▶ **Exercise objective**
Find each line holding "West" and copy it out.

[Collected data entries]
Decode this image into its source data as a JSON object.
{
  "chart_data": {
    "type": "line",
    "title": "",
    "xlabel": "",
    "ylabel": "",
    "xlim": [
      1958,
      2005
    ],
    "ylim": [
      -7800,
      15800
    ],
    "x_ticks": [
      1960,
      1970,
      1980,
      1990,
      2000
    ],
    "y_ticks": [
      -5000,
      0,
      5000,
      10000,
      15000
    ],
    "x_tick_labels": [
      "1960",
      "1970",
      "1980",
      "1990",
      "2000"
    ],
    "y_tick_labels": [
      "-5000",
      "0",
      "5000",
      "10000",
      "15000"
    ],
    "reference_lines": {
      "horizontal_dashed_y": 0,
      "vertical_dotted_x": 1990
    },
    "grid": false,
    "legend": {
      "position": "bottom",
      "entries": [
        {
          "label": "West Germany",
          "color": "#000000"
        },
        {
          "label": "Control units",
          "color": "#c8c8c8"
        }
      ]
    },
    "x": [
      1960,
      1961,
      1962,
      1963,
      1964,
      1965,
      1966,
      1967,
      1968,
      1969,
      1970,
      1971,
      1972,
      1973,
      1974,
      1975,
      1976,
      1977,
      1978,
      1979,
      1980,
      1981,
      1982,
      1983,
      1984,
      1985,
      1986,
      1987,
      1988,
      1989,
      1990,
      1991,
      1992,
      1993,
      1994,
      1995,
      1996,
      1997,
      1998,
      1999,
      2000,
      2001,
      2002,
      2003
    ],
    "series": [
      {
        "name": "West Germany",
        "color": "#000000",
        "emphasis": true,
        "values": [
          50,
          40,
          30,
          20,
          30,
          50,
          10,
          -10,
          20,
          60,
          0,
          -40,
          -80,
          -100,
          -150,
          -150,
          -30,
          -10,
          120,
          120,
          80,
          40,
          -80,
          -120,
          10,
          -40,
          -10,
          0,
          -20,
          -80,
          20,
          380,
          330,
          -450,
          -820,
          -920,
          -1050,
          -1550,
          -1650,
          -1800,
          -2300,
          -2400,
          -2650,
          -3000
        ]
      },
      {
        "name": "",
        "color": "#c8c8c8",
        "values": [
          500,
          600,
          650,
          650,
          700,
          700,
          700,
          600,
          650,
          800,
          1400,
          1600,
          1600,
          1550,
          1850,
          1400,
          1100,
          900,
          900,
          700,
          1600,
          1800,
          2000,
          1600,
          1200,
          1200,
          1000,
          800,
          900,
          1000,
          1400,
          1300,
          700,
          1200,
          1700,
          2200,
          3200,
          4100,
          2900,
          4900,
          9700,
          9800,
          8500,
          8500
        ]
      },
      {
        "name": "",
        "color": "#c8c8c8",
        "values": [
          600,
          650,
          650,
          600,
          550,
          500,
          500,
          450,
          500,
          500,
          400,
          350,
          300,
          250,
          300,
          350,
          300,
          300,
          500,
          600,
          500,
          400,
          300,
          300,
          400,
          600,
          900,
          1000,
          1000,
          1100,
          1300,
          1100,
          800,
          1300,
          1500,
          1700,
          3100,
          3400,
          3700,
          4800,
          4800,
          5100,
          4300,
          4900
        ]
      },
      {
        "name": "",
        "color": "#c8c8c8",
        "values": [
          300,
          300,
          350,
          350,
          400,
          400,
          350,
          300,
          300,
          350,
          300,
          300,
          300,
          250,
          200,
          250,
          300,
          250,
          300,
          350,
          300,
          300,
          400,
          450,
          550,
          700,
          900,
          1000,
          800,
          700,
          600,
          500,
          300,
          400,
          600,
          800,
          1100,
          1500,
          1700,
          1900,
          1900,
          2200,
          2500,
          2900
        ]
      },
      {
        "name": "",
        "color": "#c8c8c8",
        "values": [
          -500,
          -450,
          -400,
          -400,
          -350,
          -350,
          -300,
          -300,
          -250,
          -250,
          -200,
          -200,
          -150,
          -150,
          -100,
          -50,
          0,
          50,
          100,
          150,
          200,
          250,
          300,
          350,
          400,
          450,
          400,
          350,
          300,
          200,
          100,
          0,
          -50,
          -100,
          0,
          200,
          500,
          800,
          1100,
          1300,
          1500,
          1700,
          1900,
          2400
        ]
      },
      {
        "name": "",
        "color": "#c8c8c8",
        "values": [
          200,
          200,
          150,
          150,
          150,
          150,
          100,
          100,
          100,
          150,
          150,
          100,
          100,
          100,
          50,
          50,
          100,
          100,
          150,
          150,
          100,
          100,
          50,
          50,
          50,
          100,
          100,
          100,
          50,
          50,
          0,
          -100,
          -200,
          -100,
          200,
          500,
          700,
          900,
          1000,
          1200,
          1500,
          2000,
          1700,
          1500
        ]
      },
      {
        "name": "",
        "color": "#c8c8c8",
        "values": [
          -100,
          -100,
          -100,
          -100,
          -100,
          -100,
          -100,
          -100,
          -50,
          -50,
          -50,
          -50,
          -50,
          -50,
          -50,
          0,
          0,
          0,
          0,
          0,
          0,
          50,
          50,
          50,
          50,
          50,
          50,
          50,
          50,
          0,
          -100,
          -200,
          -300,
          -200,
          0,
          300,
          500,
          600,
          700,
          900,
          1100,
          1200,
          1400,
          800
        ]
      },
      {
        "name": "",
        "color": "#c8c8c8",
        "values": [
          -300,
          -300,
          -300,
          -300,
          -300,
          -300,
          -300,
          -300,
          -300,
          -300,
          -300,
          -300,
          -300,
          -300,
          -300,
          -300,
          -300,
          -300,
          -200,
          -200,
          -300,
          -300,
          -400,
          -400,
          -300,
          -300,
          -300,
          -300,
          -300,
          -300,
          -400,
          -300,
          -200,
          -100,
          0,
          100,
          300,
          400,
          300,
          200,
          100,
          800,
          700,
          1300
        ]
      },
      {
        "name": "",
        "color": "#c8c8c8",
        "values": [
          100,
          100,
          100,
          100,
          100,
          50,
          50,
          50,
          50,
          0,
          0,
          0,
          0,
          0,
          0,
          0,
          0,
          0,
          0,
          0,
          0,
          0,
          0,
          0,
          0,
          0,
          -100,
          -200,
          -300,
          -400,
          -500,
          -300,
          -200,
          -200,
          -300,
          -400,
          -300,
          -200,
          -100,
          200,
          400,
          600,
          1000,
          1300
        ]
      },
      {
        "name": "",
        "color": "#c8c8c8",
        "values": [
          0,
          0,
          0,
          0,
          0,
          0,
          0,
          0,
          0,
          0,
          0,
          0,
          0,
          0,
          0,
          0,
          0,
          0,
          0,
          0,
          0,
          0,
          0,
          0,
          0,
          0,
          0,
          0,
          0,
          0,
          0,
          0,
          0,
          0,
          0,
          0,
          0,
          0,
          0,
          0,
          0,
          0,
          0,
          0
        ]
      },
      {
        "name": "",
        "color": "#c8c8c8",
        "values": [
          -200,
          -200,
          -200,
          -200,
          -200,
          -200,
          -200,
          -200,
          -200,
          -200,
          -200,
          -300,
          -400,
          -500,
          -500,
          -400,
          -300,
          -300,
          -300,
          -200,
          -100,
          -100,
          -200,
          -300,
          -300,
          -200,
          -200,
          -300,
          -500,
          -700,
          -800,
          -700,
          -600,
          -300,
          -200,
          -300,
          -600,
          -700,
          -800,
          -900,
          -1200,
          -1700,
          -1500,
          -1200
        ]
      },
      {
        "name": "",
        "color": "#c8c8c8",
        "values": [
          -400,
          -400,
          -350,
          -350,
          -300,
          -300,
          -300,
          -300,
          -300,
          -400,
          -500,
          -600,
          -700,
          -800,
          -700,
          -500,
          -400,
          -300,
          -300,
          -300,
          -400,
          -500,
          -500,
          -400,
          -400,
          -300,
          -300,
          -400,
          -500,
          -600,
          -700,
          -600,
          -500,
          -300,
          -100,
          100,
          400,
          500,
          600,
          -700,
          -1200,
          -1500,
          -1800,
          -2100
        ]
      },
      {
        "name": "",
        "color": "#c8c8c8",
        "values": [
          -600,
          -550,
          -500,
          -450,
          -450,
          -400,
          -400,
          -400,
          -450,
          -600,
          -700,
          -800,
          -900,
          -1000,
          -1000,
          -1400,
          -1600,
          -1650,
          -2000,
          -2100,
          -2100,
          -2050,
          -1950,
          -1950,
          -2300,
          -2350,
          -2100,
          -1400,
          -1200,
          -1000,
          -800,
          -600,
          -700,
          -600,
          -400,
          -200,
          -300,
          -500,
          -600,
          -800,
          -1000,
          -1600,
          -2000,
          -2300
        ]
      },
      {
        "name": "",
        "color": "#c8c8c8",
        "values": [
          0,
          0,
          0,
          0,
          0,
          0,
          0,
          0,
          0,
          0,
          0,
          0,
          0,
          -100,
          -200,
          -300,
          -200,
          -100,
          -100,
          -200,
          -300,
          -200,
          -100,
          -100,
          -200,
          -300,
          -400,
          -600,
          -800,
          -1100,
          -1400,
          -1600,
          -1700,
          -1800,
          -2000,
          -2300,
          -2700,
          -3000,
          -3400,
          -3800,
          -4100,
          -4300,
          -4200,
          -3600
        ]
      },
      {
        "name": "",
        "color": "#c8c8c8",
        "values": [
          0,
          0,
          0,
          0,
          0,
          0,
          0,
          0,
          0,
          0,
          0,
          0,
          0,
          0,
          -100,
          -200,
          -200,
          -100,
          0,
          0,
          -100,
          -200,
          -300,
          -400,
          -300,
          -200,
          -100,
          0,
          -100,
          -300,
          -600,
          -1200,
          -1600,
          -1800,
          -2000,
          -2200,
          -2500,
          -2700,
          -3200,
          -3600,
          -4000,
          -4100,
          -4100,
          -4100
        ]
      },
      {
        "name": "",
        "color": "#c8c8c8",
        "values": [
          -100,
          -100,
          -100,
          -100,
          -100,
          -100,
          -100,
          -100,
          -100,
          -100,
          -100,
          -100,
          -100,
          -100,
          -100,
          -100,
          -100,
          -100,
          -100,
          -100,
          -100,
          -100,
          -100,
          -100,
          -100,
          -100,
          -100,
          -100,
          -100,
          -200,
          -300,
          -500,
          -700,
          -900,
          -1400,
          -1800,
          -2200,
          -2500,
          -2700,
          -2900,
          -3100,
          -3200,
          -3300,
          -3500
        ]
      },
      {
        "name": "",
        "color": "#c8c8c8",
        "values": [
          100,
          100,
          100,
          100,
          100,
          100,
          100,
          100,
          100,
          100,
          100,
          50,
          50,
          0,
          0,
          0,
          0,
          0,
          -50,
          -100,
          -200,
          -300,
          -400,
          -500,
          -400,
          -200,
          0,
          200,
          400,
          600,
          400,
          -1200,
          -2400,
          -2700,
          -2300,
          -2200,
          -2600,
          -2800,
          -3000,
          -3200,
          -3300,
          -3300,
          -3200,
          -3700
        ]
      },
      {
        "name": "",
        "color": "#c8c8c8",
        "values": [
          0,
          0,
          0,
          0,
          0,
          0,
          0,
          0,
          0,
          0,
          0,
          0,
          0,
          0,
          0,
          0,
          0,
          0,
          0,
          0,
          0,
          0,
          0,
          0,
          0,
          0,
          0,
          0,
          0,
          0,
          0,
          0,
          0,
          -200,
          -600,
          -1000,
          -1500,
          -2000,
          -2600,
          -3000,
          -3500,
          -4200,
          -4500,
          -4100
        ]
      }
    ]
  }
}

▶ **Answer to this exercise**
          "label": "West Germany",
        "name": "West Germany",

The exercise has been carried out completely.